+++ Material supplied +++

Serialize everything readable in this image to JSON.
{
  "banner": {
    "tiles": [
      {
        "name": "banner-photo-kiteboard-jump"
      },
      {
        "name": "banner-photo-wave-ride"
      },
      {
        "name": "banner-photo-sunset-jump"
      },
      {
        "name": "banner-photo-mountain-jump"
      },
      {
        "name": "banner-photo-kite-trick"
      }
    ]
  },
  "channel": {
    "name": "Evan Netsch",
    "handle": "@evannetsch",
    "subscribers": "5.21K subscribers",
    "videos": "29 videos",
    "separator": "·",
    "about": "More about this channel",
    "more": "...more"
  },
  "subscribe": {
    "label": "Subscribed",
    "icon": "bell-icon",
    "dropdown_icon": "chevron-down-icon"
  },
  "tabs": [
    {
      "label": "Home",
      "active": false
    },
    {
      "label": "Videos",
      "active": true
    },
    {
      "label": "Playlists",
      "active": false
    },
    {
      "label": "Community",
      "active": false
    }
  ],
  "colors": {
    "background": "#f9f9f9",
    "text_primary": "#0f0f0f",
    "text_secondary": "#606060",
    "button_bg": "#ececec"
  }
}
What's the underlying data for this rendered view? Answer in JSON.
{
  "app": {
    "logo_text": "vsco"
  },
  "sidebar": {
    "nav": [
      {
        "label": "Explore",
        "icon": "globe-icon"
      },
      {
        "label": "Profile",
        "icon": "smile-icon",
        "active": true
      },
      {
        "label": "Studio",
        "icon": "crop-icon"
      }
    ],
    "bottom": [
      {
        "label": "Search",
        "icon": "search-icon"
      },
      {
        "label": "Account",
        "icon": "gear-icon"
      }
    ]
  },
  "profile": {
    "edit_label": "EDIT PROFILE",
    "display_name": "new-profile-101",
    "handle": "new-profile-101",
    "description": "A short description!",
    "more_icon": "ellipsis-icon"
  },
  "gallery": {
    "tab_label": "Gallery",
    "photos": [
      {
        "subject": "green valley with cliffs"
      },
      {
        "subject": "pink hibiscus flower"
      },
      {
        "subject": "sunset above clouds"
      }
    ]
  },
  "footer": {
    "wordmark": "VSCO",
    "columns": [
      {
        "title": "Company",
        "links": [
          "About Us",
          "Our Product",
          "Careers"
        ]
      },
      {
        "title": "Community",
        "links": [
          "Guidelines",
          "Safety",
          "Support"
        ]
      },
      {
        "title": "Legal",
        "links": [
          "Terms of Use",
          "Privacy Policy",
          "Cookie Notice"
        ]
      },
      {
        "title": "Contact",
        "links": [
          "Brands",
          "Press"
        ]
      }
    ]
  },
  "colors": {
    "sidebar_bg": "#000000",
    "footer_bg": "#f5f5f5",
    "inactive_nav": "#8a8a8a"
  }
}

+++

-- The exercise --
For the entries shown above, give the number of lines that include the word "icon", without any other text.

-- Exercise solution --
8